Give the data again, word for word.

* START EXCERPTED RECORDS *

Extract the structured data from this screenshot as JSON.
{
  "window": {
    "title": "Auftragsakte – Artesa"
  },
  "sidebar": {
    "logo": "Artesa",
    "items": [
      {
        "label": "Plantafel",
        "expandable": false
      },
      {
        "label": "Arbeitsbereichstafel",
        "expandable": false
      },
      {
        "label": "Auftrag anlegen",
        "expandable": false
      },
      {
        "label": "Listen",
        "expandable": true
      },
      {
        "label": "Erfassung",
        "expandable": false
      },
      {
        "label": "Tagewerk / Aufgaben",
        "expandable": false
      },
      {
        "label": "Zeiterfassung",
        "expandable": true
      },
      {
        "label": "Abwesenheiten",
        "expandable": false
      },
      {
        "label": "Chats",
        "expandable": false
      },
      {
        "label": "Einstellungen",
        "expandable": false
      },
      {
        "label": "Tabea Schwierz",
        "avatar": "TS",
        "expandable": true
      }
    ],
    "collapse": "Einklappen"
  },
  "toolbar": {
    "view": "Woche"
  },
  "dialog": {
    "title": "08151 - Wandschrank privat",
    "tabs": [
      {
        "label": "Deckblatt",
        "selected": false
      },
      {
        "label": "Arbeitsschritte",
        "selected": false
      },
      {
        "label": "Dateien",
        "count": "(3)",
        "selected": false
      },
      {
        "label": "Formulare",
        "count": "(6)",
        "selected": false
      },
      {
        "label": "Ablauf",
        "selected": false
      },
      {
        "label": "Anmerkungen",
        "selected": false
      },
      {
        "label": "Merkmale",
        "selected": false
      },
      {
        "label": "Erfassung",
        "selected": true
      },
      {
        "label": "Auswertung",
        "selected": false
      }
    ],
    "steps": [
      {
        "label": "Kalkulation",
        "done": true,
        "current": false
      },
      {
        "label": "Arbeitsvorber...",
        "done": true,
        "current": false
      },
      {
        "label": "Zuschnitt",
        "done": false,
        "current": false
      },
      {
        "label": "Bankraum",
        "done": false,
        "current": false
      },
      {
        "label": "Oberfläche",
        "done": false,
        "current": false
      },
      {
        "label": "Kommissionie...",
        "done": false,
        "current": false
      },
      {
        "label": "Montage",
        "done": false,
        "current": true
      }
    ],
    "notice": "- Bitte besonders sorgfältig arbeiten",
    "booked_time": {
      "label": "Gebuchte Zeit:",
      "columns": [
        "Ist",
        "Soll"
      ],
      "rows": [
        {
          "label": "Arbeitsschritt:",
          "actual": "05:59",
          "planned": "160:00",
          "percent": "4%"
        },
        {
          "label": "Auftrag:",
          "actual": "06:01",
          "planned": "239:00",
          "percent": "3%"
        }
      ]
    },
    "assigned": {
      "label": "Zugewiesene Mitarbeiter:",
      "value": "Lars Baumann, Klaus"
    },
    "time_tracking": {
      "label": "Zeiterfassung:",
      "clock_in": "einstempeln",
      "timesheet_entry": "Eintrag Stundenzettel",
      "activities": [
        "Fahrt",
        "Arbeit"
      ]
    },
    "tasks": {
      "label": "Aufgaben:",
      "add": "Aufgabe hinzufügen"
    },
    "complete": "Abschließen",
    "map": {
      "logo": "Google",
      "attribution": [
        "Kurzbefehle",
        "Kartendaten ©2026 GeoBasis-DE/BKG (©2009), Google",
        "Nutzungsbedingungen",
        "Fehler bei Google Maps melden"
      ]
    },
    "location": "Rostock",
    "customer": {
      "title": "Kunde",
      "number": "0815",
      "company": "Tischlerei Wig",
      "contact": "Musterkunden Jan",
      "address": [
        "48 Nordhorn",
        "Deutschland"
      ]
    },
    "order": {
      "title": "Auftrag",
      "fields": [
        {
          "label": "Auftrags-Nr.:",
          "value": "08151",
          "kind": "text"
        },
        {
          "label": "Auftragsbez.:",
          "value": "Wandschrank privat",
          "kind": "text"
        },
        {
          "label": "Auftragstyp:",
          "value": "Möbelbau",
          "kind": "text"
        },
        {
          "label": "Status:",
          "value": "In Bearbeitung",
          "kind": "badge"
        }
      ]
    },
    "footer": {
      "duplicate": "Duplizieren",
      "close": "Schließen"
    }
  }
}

* END EXCERPTED RECORDS *

**COMPLETED EXERCISE**
Extract the structured data from this screenshot as JSON.
{
  "window": {
    "title": "Auftragsakte – Artesa"
  },
  "sidebar": {
    "logo": "Artesa",
    "items": [
      {
        "label": "Plantafel",
        "expandable": false
      },
      {
        "label": "Arbeitsbereichstafel",
        "expandable": false
      },
      {
        "label": "Auftrag anlegen",
        "expandable": false
      },
      {
        "label": "Listen",
        "expandable": true
      },
      {
        "label": "Erfassung",
        "expandable": false
      },
      {
        "label": "Tagewerk / Aufgaben",
        "expandable": false
      },
      {
        "label": "Zeiterfassung",
        "expandable": true
      },
      {
        "label": "Abwesenheiten",
        "expandable": false
      },
      {
        "label": "Chats",
        "expandable": false
      },
      {
        "label": "Einstellungen",
        "expandable": false
      },
      {
        "label": "Tabea Schwierz",
        "avatar": "TS",
        "expandable": true
      }
    ],
    "collapse": "Einklappen"
  },
  "toolbar": {
    "view": "Woche"
  },
  "dialog": {
    "title": "08151 - Wandschrank privat",
    "tabs": [
      {
        "label": "Deckblatt",
        "selected": false
      },
      {
        "label": "Arbeitsschritte",
        "selected": false
      },
      {
        "label": "Dateien",
        "count": "(3)",
        "selected": false
      },
      {
        "label": "Formulare",
        "count": "(6)",
        "selected": false
      },
      {
        "label": "Ablauf",
        "selected": false
      },
      {
        "label": "Anmerkungen",
        "selected": false
      },
      {
        "label": "Merkmale",
        "selected": false
      },
      {
        "label": "Erfassung",
        "selected": true
      },
      {
        "label": "Auswertung",
        "selected": false
      }
    ],
    "steps": [
      {
        "label": "Kalkulation",
        "done": true,
        "current": false
      },
      {
        "label": "Arbeitsvorber...",
        "done": true,
        "current": false
      },
      {
        "label": "Zuschnitt",
        "done": false,
        "current": false
      },
      {
        "label": "Bankraum",
        "done": false,
        "current": false
      },
      {
        "label": "Oberfläche",
        "done": false,
        "current": false
      },
      {
        "label": "Kommissionie...",
        "done": false,
        "current": false
      },
      {
        "label": "Montage",
        "done": false,
        "current": true
      }
    ],
    "notice": "- Bitte besonders sorgfältig arbeiten",
    "booked_time": {
      "label": "Gebuchte Zeit:",
      "columns": [
        "Ist",
        "Soll"
      ],
      "rows": [
        {
          "label": "Arbeitsschritt:",
          "actual": "05:59",
          "planned": "160:00",
          "percent": "4%"
        },
        {
          "label": "Auftrag:",
          "actual": "06:01",
          "planned": "239:00",
          "percent": "3%"
        }
      ]
    },
    "assigned": {
      "label": "Zugewiesene Mitarbeiter:",
      "value": "Lars Baumann, Klaus"
    },
    "time_tracking": {
      "label": "Zeiterfassung:",
      "clock_in": "einstempeln",
      "timesheet_entry": "Eintrag Stundenzettel",
      "activities": [
        "Fahrt",
        "Arbeit"
      ]
    },
    "tasks": {
      "label": "Aufgaben:",
      "add": "Aufgabe hinzufügen"
    },
    "complete": "Abschließen",
    "map": {
      "logo": "Google",
      "attribution": [
        "Kurzbefehle",
        "Kartendaten ©2026 GeoBasis-DE/BKG (©2009), Google",
        "Nutzungsbedingungen",
        "Fehler bei Google Maps melden"
      ]
    },
    "location": "Rostock",
    "customer": {
      "title": "Kunde",
      "number": "0815",
      "company": "Tischlerei Wig",
      "contact": "Musterkunden Jan",
      "address": [
        "48 Nordhorn",
        "Deutschland"
      ]
    },
    "order": {
      "title": "Auftrag",
      "fields": [
        {
          "label": "Auftrags-Nr.:",
          "value": "08151",
          "kind": "text"
        },
        {
          "label": "Auftragsbez.:",
          "value": "Wandschrank privat",
          "kind": "text"
        },
        {
          "label": "Auftragstyp:",
          "value": "Möbelbau",
          "kind": "text"
        },
        {
          "label": "Status:",
          "value": "In Bearbeitung",
          "kind": "badge"
        }
      ]
    },
    "footer": {
      "duplicate": "Duplizieren",
      "close": "Schließen"
    }
  }
}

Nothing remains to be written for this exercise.